_Objective_:
Copy every line that mentions the word "JSON".

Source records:
----------

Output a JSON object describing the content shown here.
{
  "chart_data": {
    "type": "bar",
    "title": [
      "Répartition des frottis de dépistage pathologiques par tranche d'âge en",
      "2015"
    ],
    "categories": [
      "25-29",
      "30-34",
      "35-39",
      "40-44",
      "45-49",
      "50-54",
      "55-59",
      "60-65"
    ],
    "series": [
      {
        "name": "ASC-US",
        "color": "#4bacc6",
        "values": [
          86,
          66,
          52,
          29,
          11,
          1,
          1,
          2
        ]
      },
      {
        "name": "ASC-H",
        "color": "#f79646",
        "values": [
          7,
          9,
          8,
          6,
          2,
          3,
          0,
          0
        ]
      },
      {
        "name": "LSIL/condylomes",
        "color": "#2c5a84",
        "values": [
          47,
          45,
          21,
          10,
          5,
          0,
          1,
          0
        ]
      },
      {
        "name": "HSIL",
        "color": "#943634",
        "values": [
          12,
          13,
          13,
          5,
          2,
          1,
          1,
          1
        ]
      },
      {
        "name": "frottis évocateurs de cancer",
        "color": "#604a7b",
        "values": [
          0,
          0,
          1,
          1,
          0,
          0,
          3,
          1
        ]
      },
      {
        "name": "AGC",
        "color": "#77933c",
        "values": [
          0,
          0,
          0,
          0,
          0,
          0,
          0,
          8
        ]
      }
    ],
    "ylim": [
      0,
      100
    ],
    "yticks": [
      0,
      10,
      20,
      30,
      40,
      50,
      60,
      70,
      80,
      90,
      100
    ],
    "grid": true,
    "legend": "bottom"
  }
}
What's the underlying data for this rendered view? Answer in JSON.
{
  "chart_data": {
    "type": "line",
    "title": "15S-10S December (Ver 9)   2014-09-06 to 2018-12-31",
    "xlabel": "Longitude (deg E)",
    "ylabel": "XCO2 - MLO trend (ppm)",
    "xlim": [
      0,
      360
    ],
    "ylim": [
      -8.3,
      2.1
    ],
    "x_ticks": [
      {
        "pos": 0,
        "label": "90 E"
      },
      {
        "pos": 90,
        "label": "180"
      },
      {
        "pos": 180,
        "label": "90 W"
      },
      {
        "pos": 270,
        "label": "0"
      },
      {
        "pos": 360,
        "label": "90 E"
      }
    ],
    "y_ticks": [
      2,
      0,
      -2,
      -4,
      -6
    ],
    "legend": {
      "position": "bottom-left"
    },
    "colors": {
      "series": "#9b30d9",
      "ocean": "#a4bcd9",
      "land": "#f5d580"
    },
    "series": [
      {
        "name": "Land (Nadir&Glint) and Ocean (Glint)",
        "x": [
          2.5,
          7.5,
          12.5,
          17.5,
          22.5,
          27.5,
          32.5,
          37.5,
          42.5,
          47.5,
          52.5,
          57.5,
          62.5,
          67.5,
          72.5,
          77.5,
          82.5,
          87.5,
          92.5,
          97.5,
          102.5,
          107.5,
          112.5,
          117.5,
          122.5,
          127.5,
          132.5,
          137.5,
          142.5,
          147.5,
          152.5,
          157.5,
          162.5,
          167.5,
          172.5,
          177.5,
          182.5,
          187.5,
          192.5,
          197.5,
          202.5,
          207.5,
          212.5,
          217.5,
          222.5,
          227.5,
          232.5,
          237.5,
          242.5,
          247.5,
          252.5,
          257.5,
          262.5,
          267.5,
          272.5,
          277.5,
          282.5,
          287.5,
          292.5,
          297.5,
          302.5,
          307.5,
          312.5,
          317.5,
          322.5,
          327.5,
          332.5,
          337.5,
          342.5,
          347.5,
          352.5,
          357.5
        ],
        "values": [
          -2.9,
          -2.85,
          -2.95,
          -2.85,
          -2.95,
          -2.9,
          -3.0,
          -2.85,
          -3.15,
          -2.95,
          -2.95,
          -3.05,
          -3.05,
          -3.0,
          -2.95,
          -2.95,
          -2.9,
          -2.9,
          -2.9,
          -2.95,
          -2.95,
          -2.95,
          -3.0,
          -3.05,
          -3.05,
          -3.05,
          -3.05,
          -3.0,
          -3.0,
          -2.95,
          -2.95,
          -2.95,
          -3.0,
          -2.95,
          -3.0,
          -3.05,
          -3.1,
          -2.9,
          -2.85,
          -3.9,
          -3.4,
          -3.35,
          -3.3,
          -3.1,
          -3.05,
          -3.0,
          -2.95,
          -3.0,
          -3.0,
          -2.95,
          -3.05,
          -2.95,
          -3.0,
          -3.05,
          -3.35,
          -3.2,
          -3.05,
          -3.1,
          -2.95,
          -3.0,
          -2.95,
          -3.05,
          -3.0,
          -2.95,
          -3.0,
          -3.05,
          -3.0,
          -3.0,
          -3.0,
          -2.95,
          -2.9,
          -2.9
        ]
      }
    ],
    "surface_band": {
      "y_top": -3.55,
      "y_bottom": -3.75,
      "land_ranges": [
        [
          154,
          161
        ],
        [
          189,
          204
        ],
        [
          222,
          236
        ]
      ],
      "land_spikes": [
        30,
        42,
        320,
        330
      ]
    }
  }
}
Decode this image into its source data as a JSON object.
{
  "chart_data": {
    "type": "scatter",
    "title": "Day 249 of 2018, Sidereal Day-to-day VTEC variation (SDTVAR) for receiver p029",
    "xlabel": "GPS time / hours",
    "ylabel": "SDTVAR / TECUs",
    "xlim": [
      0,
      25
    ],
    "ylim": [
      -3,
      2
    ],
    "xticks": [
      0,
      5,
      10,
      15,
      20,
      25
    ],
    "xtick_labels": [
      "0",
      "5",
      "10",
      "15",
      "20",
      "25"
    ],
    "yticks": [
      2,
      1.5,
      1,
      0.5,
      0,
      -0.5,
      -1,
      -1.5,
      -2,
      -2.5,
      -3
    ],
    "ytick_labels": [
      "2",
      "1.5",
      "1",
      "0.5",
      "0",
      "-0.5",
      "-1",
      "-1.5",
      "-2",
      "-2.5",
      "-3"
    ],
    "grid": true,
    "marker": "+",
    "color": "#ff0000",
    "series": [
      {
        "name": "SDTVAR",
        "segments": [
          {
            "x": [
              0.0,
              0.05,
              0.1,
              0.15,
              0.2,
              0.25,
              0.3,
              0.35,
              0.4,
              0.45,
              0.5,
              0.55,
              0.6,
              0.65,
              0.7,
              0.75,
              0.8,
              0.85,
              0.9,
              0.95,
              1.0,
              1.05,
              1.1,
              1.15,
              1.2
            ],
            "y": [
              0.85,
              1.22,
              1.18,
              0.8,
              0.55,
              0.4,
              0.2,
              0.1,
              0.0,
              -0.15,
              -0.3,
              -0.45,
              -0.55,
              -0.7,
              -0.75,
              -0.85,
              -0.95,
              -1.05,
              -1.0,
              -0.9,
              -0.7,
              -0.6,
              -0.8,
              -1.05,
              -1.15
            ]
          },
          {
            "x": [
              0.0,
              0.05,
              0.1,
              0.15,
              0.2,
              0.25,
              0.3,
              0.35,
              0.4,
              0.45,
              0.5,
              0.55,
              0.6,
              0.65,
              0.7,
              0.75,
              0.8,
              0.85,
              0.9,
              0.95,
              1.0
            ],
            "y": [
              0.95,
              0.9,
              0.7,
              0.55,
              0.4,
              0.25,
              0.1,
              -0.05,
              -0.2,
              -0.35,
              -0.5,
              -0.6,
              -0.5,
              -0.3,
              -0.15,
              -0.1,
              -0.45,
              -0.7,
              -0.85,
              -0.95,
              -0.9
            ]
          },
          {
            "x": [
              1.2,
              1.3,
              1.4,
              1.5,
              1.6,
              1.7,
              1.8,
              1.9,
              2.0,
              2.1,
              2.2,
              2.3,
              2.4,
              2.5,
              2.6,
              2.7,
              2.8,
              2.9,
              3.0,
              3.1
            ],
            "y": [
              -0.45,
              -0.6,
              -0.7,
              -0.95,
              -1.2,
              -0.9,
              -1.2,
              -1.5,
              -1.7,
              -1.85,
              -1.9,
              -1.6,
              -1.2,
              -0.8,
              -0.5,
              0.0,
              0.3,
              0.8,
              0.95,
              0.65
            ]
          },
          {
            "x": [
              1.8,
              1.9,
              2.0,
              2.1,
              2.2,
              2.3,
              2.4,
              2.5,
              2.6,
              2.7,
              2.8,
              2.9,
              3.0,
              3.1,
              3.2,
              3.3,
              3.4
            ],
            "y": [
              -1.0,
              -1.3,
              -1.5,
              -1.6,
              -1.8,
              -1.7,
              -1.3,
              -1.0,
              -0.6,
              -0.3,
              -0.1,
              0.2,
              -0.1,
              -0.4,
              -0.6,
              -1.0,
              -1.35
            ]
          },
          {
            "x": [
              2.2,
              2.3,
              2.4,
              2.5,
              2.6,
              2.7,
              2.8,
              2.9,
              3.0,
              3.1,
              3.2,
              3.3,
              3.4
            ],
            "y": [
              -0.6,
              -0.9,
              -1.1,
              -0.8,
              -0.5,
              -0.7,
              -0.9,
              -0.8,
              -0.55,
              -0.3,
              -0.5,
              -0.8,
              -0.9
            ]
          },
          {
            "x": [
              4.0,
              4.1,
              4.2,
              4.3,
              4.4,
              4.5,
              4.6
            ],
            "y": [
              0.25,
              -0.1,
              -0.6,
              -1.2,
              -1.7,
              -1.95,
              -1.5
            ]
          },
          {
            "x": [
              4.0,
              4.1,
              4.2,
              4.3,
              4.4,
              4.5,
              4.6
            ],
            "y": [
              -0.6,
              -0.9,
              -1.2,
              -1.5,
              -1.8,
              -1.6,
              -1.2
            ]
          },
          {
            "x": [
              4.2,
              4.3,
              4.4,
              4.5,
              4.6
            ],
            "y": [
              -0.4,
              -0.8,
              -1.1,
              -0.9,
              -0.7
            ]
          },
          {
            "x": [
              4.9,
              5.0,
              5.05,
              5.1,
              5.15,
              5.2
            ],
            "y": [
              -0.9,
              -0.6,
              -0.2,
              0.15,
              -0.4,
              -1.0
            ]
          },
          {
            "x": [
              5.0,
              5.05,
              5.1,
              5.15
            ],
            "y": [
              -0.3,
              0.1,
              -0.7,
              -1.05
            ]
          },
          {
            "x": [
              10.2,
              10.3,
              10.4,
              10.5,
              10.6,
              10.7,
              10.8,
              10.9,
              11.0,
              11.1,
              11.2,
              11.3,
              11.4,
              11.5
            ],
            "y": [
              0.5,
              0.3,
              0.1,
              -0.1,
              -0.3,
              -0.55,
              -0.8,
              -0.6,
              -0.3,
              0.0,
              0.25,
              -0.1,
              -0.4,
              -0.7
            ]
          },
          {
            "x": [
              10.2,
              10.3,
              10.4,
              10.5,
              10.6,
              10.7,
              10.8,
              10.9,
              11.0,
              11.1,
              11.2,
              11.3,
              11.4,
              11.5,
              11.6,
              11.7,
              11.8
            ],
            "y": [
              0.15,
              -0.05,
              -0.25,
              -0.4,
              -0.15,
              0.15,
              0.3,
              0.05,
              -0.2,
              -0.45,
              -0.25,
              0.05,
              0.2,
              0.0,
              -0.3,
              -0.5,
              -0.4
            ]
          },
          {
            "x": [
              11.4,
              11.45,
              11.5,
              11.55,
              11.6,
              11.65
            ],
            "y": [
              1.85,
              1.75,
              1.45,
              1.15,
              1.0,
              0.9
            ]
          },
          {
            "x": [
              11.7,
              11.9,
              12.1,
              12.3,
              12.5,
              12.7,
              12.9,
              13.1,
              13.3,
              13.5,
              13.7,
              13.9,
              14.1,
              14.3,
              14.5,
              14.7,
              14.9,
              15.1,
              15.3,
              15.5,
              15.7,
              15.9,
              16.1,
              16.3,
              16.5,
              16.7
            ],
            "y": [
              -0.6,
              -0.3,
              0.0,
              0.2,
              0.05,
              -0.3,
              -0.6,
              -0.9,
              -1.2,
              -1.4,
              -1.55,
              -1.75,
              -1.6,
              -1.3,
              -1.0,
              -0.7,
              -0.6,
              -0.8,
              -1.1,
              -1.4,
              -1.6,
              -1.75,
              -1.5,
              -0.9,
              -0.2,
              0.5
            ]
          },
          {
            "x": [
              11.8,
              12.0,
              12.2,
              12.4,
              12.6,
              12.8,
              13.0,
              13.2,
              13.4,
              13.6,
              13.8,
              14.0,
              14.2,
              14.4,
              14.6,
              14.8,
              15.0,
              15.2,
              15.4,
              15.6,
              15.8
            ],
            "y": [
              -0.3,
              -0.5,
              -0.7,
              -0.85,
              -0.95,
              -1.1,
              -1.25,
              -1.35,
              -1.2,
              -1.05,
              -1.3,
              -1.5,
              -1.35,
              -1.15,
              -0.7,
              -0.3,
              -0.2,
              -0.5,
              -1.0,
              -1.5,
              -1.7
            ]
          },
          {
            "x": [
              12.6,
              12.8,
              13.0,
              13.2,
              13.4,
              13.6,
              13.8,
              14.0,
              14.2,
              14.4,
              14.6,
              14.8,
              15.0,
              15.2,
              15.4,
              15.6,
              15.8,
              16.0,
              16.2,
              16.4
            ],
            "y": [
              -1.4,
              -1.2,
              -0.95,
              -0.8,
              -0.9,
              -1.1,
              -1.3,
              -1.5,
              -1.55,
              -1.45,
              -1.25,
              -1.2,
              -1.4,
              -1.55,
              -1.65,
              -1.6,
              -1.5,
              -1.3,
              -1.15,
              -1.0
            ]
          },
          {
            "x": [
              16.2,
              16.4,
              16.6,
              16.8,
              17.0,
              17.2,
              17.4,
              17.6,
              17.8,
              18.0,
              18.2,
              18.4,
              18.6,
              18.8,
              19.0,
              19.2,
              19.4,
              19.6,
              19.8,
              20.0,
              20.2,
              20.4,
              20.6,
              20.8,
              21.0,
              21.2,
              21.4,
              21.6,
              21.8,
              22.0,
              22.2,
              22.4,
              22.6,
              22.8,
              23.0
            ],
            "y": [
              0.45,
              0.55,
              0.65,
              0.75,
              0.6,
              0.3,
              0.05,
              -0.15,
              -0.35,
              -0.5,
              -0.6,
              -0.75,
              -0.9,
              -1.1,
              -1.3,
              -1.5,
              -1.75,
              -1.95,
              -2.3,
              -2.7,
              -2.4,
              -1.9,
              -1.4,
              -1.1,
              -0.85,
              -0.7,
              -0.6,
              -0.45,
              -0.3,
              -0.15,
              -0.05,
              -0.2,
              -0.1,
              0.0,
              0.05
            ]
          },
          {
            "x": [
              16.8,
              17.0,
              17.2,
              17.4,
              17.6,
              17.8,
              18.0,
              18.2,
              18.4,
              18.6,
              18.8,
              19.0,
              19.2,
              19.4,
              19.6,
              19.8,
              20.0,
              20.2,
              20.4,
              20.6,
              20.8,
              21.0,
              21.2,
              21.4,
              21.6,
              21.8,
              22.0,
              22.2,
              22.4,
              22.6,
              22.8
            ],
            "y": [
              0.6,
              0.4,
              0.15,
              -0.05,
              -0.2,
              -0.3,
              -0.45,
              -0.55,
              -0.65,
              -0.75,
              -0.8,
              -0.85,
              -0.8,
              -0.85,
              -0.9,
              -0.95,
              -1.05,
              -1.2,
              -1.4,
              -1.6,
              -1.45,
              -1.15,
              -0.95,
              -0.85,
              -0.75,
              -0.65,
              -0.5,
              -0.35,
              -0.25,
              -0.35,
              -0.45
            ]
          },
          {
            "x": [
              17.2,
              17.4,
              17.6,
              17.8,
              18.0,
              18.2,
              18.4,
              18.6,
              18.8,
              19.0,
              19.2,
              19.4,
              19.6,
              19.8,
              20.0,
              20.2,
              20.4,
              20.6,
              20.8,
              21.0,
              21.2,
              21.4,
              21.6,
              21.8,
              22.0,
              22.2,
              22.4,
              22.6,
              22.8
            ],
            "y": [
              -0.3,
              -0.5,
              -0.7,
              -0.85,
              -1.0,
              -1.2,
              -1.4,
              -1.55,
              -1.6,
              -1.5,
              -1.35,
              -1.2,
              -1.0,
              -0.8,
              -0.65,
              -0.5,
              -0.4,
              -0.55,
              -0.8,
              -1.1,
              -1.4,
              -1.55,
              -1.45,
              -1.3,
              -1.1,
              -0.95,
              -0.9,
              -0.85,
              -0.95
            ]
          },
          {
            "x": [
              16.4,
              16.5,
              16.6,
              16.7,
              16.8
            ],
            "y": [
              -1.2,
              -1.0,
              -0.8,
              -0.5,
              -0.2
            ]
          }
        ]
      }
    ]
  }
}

----------

_Final result_:
Output a JSON object describing the content shown here.
What's the underlying data for this rendered view? Answer in JSON.
Decode this image into its source data as a JSON object.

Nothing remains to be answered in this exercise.